[Dataset items]
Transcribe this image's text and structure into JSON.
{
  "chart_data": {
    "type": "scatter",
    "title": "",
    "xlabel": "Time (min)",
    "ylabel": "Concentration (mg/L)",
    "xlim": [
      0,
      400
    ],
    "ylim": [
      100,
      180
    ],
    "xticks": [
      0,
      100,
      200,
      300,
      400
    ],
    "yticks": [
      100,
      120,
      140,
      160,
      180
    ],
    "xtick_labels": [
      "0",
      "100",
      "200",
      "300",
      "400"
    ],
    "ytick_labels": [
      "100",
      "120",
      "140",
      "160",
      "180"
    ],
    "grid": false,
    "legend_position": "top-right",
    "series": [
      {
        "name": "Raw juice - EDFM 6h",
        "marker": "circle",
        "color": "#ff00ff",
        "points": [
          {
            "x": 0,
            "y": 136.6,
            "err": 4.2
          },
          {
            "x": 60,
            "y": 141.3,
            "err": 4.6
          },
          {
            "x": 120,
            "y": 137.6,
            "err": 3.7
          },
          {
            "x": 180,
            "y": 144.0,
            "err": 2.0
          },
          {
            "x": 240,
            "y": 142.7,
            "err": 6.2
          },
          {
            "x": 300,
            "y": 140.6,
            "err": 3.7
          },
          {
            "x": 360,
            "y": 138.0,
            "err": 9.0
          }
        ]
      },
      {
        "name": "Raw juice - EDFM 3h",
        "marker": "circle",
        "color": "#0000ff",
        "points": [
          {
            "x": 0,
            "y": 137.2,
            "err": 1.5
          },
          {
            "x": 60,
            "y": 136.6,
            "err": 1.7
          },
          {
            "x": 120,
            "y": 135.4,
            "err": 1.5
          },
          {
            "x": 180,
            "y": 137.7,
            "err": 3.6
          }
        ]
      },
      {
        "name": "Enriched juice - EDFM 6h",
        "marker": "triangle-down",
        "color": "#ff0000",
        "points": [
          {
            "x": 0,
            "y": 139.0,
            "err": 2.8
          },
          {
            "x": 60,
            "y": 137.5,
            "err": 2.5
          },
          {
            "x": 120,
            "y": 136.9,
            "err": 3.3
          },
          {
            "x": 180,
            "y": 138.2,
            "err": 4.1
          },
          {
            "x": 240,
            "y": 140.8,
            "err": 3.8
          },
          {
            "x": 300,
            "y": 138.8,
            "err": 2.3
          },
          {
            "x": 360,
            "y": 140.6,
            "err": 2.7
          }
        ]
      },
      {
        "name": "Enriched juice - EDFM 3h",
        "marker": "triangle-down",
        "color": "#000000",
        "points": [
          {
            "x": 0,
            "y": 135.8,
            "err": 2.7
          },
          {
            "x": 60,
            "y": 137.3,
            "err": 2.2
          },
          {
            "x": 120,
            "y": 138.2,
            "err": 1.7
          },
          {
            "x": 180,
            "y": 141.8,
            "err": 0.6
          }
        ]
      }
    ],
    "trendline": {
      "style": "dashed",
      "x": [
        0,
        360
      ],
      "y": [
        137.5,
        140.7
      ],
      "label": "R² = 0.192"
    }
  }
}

■ The problem
Among the lines above, count those containing the word "name" and give nothing but the result.

■ Solution
4